┌────────

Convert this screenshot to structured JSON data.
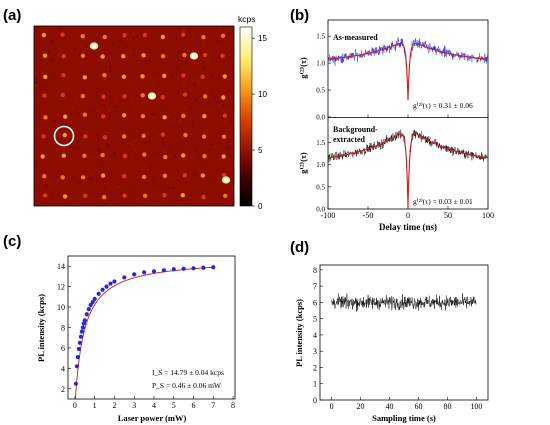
{
  "panels": {
    "a": {
      "label": "(a)"
    },
    "b": {
      "label": "(b)"
    },
    "c": {
      "label": "(c)"
    },
    "d": {
      "label": "(d)"
    }
  },
  "chart_data": [
    {
      "panel": "a",
      "type": "heatmap",
      "colorbar": {
        "unit": "kcps",
        "ticks": [
          0,
          5,
          10,
          15
        ],
        "range": [
          0,
          16
        ]
      },
      "colormap": [
        "#000000",
        "#3a0000",
        "#8a1000",
        "#d64000",
        "#f59a20",
        "#ffee70",
        "#ffffff"
      ],
      "grid": {
        "rows": 9,
        "cols": 10,
        "spot_level": 4.5
      },
      "bright_spots": [
        {
          "col": 3.0,
          "row": 1.0,
          "value": 16
        },
        {
          "col": 8.0,
          "row": 1.5,
          "value": 15
        },
        {
          "col": 5.9,
          "row": 3.5,
          "value": 12
        },
        {
          "col": 9.6,
          "row": 7.7,
          "value": 14
        }
      ],
      "highlight": {
        "shape": "circle",
        "col": 1,
        "row": 5
      }
    },
    {
      "panel": "b-top",
      "type": "line",
      "text": "As-measured",
      "ylabel": "g⁽²⁾(τ)",
      "yticks": [
        "0.0",
        "0.5",
        "1.0",
        "1.5"
      ],
      "ylim": [
        0,
        1.8
      ],
      "xlim": [
        -100,
        100
      ],
      "annotation": "g⁽²⁾(τ) = 0.31 ± 0.06",
      "raw_color": "#1f2bd6",
      "fit_color": "#d81818",
      "model": {
        "dip_min": 0.31,
        "peak": 1.45,
        "baseline": 1.0,
        "decay_ns": 55
      }
    },
    {
      "panel": "b-bottom",
      "type": "line",
      "text": "Background-extracted",
      "ylabel": "g⁽²⁾(τ)",
      "yticks": [
        "0.0",
        "0.5",
        "1.0",
        "1.5"
      ],
      "ylim": [
        0,
        2.05
      ],
      "xlabel": "Delay time (ns)",
      "xticks": [
        -100,
        -50,
        0,
        50,
        100
      ],
      "xlim": [
        -100,
        100
      ],
      "annotation": "g⁽²⁾(τ) = 0.03 ± 0.01",
      "raw_color": "#000000",
      "fit_color": "#d81818",
      "model": {
        "dip_min": 0.03,
        "peak": 1.85,
        "baseline": 1.02,
        "decay_ns": 55
      }
    },
    {
      "panel": "c",
      "type": "scatter",
      "xlabel": "Laser power (mW)",
      "ylabel": "PL intensity (kcps)",
      "xticks": [
        0,
        1,
        2,
        3,
        4,
        5,
        6,
        7,
        8
      ],
      "yticks": [
        2,
        4,
        6,
        8,
        10,
        12,
        14
      ],
      "xlim": [
        -0.35,
        8.1
      ],
      "ylim": [
        1,
        15
      ],
      "annotations": [
        "I_S = 14.79 ± 0.04 kcps",
        "P_S = 0.46 ± 0.06 mW"
      ],
      "marker_color": "#1f2bd6",
      "fit_color": "#d81818",
      "x": [
        0.05,
        0.1,
        0.15,
        0.2,
        0.25,
        0.3,
        0.35,
        0.4,
        0.45,
        0.5,
        0.6,
        0.7,
        0.8,
        0.9,
        1.0,
        1.2,
        1.4,
        1.6,
        1.8,
        2.0,
        2.5,
        3.0,
        3.5,
        4.0,
        4.5,
        5.0,
        5.5,
        6.0,
        6.5,
        7.0
      ],
      "y": [
        2.5,
        4.2,
        5.1,
        5.9,
        6.5,
        7.1,
        7.6,
        8.0,
        8.4,
        8.7,
        9.3,
        9.8,
        10.2,
        10.5,
        10.8,
        11.3,
        11.7,
        12.0,
        12.3,
        12.5,
        12.9,
        13.2,
        13.4,
        13.5,
        13.6,
        13.7,
        13.75,
        13.8,
        13.85,
        13.9
      ]
    },
    {
      "panel": "d",
      "type": "line",
      "xlabel": "Sampling time (s)",
      "ylabel": "PL intensity (kcps)",
      "xticks": [
        0,
        20,
        40,
        60,
        80,
        100
      ],
      "yticks": [
        0,
        1,
        2,
        3,
        4,
        5,
        6,
        7,
        8
      ],
      "xlim": [
        -8,
        108
      ],
      "ylim": [
        0,
        8.3
      ],
      "mean": 6.0,
      "noise_amplitude": 0.55,
      "x_range": [
        0,
        100
      ]
    }
  ]
}
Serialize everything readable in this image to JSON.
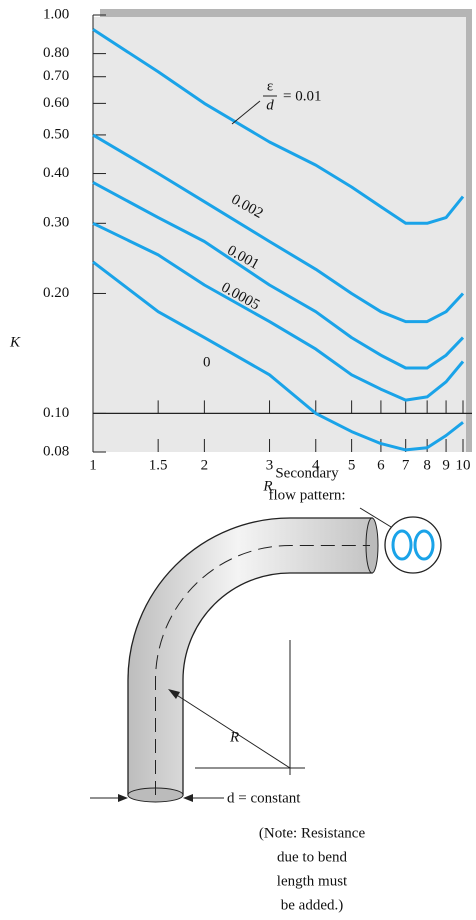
{
  "chart_data": {
    "type": "line",
    "x": [
      1,
      1.5,
      2,
      3,
      4,
      5,
      6,
      7,
      8,
      9,
      10
    ],
    "series": [
      {
        "name": "= 0.01",
        "color": "#1aa3e8",
        "values": [
          0.92,
          0.72,
          0.6,
          0.48,
          0.42,
          0.37,
          0.33,
          0.3,
          0.3,
          0.31,
          0.35
        ]
      },
      {
        "name": "0.002",
        "color": "#1aa3e8",
        "values": [
          0.5,
          0.4,
          0.34,
          0.27,
          0.23,
          0.2,
          0.18,
          0.17,
          0.17,
          0.18,
          0.2
        ]
      },
      {
        "name": "0.001",
        "color": "#1aa3e8",
        "values": [
          0.38,
          0.31,
          0.27,
          0.21,
          0.18,
          0.155,
          0.14,
          0.13,
          0.13,
          0.14,
          0.155
        ]
      },
      {
        "name": "0.0005",
        "color": "#1aa3e8",
        "values": [
          0.3,
          0.25,
          0.21,
          0.17,
          0.145,
          0.125,
          0.115,
          0.108,
          0.11,
          0.12,
          0.135
        ]
      },
      {
        "name": "0",
        "color": "#1aa3e8",
        "values": [
          0.24,
          0.18,
          0.155,
          0.125,
          0.1,
          0.09,
          0.084,
          0.081,
          0.082,
          0.088,
          0.095
        ]
      }
    ],
    "ratio_top": "ε",
    "ratio_bottom": "d",
    "xlabel": "R",
    "ylabel": "K",
    "xlim": [
      1,
      10
    ],
    "ylim": [
      0.08,
      1.0
    ],
    "xlog": true,
    "ylog": true,
    "xticks": [
      1,
      1.5,
      2,
      3,
      4,
      5,
      6,
      7,
      8,
      9,
      10
    ],
    "yticks": [
      {
        "value": 1.0,
        "label": "1.00"
      },
      {
        "value": 0.8,
        "label": "0.80"
      },
      {
        "value": 0.7,
        "label": "0.70"
      },
      {
        "value": 0.6,
        "label": "0.60"
      },
      {
        "value": 0.5,
        "label": "0.50"
      },
      {
        "value": 0.4,
        "label": "0.40"
      },
      {
        "value": 0.3,
        "label": "0.30"
      },
      {
        "value": 0.2,
        "label": "0.20"
      },
      {
        "value": 0.1,
        "label": "0.10"
      },
      0.08
    ]
  },
  "diagram": {
    "flow_title": [
      "Secondary",
      "flow pattern:"
    ],
    "radius_label": "R",
    "diameter_label": "d = constant",
    "note": [
      "(Note: Resistance",
      "due to bend",
      "length must",
      "be added.)"
    ]
  }
}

└────────

REQUEST ▸ Go through the records and show every line with the string "time" in it.

THE SOLUTION ▸
      "xlabel": "Delay time (ns)",
      "xlabel": "Sampling time (s)",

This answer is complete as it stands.